- [Requirement]: Write out the material exactly, without any of its pictures.

======== Excerpted data ========

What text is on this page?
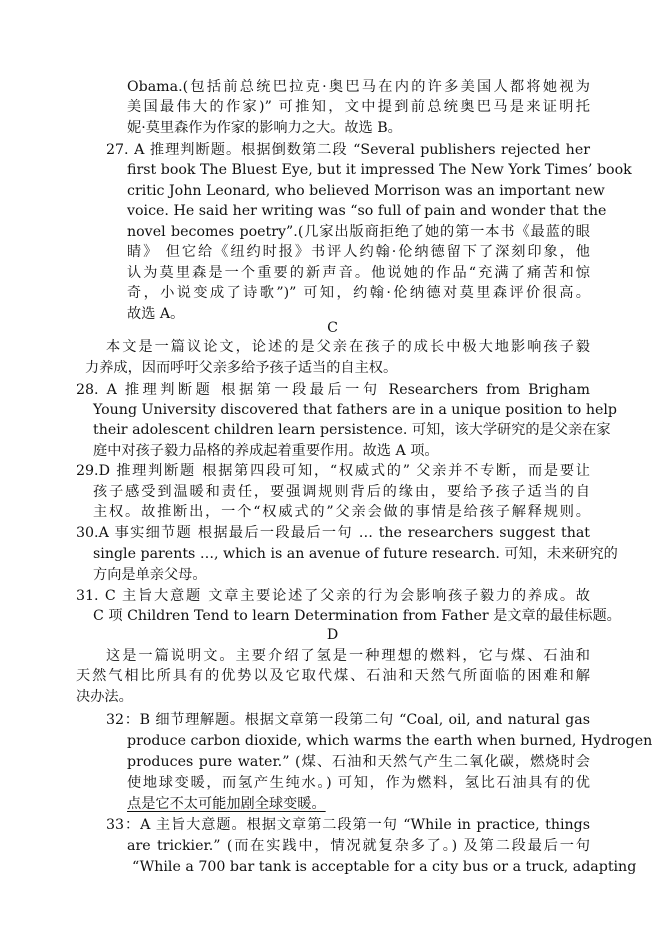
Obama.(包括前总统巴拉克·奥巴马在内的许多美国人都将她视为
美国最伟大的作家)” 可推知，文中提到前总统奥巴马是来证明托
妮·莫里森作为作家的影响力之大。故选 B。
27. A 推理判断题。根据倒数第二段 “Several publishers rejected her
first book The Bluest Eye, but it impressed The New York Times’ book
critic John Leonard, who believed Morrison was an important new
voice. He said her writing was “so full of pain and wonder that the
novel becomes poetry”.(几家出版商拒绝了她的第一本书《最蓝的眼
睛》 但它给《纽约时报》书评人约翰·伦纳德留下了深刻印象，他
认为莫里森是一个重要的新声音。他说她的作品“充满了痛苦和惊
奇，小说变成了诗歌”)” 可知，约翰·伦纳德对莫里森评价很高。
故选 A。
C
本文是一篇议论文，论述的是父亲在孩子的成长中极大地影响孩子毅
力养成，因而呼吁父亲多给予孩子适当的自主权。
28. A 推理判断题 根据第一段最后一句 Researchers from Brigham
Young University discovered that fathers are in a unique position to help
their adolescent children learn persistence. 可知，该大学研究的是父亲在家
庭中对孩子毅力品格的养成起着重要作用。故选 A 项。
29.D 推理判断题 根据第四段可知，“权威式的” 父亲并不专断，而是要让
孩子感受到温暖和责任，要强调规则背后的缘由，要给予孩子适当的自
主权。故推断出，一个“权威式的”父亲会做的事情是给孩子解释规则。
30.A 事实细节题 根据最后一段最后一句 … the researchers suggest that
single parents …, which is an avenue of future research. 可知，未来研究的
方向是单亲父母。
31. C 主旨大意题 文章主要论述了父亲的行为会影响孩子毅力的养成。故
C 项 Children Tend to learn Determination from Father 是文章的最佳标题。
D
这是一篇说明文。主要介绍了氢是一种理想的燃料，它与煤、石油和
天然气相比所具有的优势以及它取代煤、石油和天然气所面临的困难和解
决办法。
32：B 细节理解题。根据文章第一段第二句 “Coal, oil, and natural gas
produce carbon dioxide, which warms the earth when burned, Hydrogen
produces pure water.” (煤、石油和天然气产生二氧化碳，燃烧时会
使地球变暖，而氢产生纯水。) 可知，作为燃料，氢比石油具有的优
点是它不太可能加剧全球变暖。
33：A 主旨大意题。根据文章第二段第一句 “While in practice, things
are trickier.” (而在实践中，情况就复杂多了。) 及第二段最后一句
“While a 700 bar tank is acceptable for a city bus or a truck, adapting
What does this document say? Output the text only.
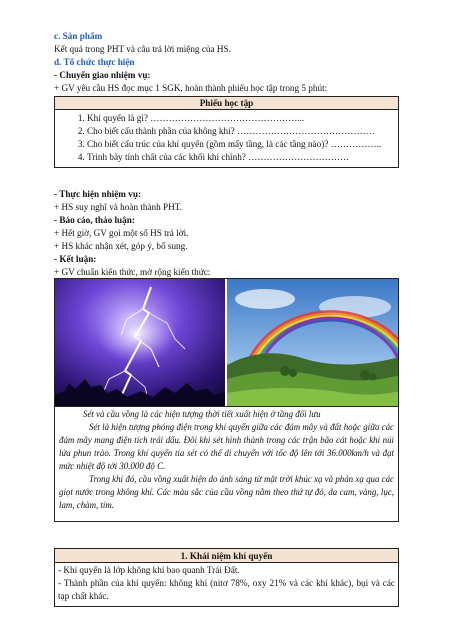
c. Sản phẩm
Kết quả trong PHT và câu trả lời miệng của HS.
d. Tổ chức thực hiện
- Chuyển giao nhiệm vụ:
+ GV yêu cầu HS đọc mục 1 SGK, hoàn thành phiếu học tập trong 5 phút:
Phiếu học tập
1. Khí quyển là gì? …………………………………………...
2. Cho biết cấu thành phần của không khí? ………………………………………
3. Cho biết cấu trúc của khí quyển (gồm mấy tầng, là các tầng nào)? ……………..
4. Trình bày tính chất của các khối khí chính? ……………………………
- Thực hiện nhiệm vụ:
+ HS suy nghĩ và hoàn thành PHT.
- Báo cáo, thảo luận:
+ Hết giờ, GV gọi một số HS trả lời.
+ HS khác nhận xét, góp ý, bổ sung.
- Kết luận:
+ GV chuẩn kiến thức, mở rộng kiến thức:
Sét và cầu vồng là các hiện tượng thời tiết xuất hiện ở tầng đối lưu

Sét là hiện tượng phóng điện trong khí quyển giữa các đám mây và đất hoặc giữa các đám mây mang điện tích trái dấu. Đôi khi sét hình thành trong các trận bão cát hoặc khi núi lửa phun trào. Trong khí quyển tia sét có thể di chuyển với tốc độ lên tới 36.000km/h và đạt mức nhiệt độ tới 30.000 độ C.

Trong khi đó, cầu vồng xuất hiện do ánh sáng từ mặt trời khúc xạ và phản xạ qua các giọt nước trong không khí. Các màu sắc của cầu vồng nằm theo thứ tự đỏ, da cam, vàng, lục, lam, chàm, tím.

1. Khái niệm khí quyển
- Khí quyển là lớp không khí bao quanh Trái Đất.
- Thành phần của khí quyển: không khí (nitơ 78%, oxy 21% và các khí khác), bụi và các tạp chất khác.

========

- [Complete output]:
What text is on this page?
Obama.(包括前总统巴拉克·奥巴马在内的许多美国人都将她视为
美国最伟大的作家)” 可推知，文中提到前总统奥巴马是来证明托
妮·莫里森作为作家的影响力之大。故选 B。
27. A 推理判断题。根据倒数第二段 “Several publishers rejected her
first book The Bluest Eye, but it impressed The New York Times’ book
critic John Leonard, who believed Morrison was an important new
voice. He said her writing was “so full of pain and wonder that the
novel becomes poetry”.(几家出版商拒绝了她的第一本书《最蓝的眼
睛》 但它给《纽约时报》书评人约翰·伦纳德留下了深刻印象，他
认为莫里森是一个重要的新声音。他说她的作品“充满了痛苦和惊
奇，小说变成了诗歌”)” 可知，约翰·伦纳德对莫里森评价很高。
故选 A。
C
本文是一篇议论文，论述的是父亲在孩子的成长中极大地影响孩子毅
力养成，因而呼吁父亲多给予孩子适当的自主权。
28. A 推理判断题 根据第一段最后一句 Researchers from Brigham
Young University discovered that fathers are in a unique position to help
their adolescent children learn persistence. 可知，该大学研究的是父亲在家
庭中对孩子毅力品格的养成起着重要作用。故选 A 项。
29.D 推理判断题 根据第四段可知，“权威式的” 父亲并不专断，而是要让
孩子感受到温暖和责任，要强调规则背后的缘由，要给予孩子适当的自
主权。故推断出，一个“权威式的”父亲会做的事情是给孩子解释规则。
30.A 事实细节题 根据最后一段最后一句 … the researchers suggest that
single parents …, which is an avenue of future research. 可知，未来研究的
方向是单亲父母。
31. C 主旨大意题 文章主要论述了父亲的行为会影响孩子毅力的养成。故
C 项 Children Tend to learn Determination from Father 是文章的最佳标题。
D
这是一篇说明文。主要介绍了氢是一种理想的燃料，它与煤、石油和
天然气相比所具有的优势以及它取代煤、石油和天然气所面临的困难和解
决办法。
32：B 细节理解题。根据文章第一段第二句 “Coal, oil, and natural gas
produce carbon dioxide, which warms the earth when burned, Hydrogen
produces pure water.” (煤、石油和天然气产生二氧化碳，燃烧时会
使地球变暖，而氢产生纯水。) 可知，作为燃料，氢比石油具有的优
点是它不太可能加剧全球变暖。
33：A 主旨大意题。根据文章第二段第一句 “While in practice, things
are trickier.” (而在实践中，情况就复杂多了。) 及第二段最后一句
“While a 700 bar tank is acceptable for a city bus or a truck, adapting
What does this document say? Output the text only.
c. Sản phẩm
Kết quả trong PHT và câu trả lời miệng của HS.
d. Tổ chức thực hiện
- Chuyển giao nhiệm vụ:
+ GV yêu cầu HS đọc mục 1 SGK, hoàn thành phiếu học tập trong 5 phút:
Phiếu học tập
1. Khí quyển là gì? …………………………………………...
2. Cho biết cấu thành phần của không khí? ………………………………………
3. Cho biết cấu trúc của khí quyển (gồm mấy tầng, là các tầng nào)? ……………..
4. Trình bày tính chất của các khối khí chính? ……………………………
- Thực hiện nhiệm vụ:
+ HS suy nghĩ và hoàn thành PHT.
- Báo cáo, thảo luận:
+ Hết giờ, GV gọi một số HS trả lời.
+ HS khác nhận xét, góp ý, bổ sung.
- Kết luận:
+ GV chuẩn kiến thức, mở rộng kiến thức:
Sét và cầu vồng là các hiện tượng thời tiết xuất hiện ở tầng đối lưu

Sét là hiện tượng phóng điện trong khí quyển giữa các đám mây và đất hoặc giữa các đám mây mang điện tích trái dấu. Đôi khi sét hình thành trong các trận bão cát hoặc khi núi lửa phun trào. Trong khí quyển tia sét có thể di chuyển với tốc độ lên tới 36.000km/h và đạt mức nhiệt độ tới 30.000 độ C.

Trong khi đó, cầu vồng xuất hiện do ánh sáng từ mặt trời khúc xạ và phản xạ qua các giọt nước trong không khí. Các màu sắc của cầu vồng nằm theo thứ tự đỏ, da cam, vàng, lục, lam, chàm, tím.

1. Khái niệm khí quyển
- Khí quyển là lớp không khí bao quanh Trái Đất.
- Thành phần của khí quyển: không khí (nitơ 78%, oxy 21% và các khí khác), bụi và các tạp chất khác.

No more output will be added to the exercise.